**GOAL:** Only the lines from the line holding "Output the text content of this document." through the final line of the entries below are to be returned, exactly as they stand.

— Start of EXERCISE MATERIAL —

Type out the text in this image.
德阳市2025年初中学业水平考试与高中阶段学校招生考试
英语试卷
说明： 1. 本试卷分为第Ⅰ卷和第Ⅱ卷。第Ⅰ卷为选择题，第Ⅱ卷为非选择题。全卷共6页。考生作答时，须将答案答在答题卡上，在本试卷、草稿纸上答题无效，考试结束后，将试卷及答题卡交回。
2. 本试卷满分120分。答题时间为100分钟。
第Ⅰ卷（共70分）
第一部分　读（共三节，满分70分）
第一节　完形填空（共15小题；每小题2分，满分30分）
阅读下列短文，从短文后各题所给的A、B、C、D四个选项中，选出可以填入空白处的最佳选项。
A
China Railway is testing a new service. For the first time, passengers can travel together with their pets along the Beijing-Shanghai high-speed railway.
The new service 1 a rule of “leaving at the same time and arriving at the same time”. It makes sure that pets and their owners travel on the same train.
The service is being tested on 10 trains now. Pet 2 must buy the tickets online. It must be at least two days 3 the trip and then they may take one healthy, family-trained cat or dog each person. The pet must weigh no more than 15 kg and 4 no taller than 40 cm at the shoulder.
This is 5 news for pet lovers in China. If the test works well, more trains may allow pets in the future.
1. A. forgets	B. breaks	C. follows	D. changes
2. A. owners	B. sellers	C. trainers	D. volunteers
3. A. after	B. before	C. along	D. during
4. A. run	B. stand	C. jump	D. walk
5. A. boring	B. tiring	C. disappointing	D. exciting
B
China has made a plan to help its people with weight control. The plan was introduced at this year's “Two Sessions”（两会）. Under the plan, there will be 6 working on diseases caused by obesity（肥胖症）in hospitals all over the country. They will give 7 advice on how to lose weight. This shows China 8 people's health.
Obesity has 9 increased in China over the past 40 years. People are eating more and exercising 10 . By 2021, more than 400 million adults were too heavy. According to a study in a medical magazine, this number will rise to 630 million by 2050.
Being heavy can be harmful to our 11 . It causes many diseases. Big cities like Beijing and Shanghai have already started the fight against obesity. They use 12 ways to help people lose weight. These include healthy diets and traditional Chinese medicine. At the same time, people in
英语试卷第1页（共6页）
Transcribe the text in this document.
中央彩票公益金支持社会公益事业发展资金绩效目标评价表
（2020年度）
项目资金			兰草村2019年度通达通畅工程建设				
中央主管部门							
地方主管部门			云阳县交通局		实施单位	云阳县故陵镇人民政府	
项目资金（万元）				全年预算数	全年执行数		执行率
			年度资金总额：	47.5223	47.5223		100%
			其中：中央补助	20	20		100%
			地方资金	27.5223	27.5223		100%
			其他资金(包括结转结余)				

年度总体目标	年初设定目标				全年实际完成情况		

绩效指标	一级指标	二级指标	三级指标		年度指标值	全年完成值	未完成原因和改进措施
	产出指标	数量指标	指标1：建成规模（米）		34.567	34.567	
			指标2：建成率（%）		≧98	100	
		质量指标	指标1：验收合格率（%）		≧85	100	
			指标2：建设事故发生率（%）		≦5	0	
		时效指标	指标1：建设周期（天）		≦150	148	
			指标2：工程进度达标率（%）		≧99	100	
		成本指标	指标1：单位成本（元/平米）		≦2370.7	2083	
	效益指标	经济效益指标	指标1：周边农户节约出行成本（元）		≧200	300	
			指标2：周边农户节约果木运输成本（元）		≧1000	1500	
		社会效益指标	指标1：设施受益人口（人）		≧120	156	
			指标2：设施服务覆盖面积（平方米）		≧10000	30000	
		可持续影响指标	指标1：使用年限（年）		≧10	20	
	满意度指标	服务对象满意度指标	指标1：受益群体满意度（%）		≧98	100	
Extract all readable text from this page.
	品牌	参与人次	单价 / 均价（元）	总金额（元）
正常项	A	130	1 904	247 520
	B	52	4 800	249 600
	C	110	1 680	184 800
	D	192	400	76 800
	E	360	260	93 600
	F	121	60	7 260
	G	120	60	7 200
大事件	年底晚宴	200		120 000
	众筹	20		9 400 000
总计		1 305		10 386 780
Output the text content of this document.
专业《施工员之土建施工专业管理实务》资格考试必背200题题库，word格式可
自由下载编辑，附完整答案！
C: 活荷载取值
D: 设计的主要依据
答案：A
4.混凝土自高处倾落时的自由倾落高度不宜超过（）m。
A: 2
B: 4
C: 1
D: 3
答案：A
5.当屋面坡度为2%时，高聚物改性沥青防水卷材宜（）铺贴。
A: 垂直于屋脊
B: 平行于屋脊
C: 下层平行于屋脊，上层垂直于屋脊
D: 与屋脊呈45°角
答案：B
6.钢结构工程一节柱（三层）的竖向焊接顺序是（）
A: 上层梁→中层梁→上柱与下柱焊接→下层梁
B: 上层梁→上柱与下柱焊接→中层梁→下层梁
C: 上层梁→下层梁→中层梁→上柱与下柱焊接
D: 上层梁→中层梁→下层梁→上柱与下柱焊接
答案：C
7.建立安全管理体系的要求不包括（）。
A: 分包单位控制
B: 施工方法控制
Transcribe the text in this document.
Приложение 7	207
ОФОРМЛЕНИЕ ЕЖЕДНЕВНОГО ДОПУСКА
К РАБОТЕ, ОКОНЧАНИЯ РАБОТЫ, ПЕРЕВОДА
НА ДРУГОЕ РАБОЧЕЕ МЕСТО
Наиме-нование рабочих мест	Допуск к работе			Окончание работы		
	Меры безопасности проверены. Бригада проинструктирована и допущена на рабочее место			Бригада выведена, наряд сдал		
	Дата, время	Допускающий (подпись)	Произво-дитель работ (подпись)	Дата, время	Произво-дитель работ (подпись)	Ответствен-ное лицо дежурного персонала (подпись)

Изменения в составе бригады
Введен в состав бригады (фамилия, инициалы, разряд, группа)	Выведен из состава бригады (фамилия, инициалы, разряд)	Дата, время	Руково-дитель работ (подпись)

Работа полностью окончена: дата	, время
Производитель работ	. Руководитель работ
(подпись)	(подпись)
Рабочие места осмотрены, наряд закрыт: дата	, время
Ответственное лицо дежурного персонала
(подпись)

— End of EXERCISE MATERIAL —

**FULL OUTPUT:**
Output the text content of this document.
专业《施工员之土建施工专业管理实务》资格考试必背200题题库，word格式可
自由下载编辑，附完整答案！
C: 活荷载取值
D: 设计的主要依据
答案：A
4.混凝土自高处倾落时的自由倾落高度不宜超过（）m。
A: 2
B: 4
C: 1
D: 3
答案：A
5.当屋面坡度为2%时，高聚物改性沥青防水卷材宜（）铺贴。
A: 垂直于屋脊
B: 平行于屋脊
C: 下层平行于屋脊，上层垂直于屋脊
D: 与屋脊呈45°角
答案：B
6.钢结构工程一节柱（三层）的竖向焊接顺序是（）
A: 上层梁→中层梁→上柱与下柱焊接→下层梁
B: 上层梁→上柱与下柱焊接→中层梁→下层梁
C: 上层梁→下层梁→中层梁→上柱与下柱焊接
D: 上层梁→中层梁→下层梁→上柱与下柱焊接
答案：C
7.建立安全管理体系的要求不包括（）。
A: 分包单位控制
B: 施工方法控制
Transcribe the text in this document.
Приложение 7	207
ОФОРМЛЕНИЕ ЕЖЕДНЕВНОГО ДОПУСКА
К РАБОТЕ, ОКОНЧАНИЯ РАБОТЫ, ПЕРЕВОДА
НА ДРУГОЕ РАБОЧЕЕ МЕСТО
Наиме-нование рабочих мест	Допуск к работе			Окончание работы		
	Меры безопасности проверены. Бригада проинструктирована и допущена на рабочее место			Бригада выведена, наряд сдал		
	Дата, время	Допускающий (подпись)	Произво-дитель работ (подпись)	Дата, время	Произво-дитель работ (подпись)	Ответствен-ное лицо дежурного персонала (подпись)

Изменения в составе бригады
Введен в состав бригады (фамилия, инициалы, разряд, группа)	Выведен из состава бригады (фамилия, инициалы, разряд)	Дата, время	Руково-дитель работ (подпись)

Работа полностью окончена: дата	, время
Производитель работ	. Руководитель работ
(подпись)	(подпись)
Рабочие места осмотрены, наряд закрыт: дата	, время
Ответственное лицо дежурного персонала
(подпись)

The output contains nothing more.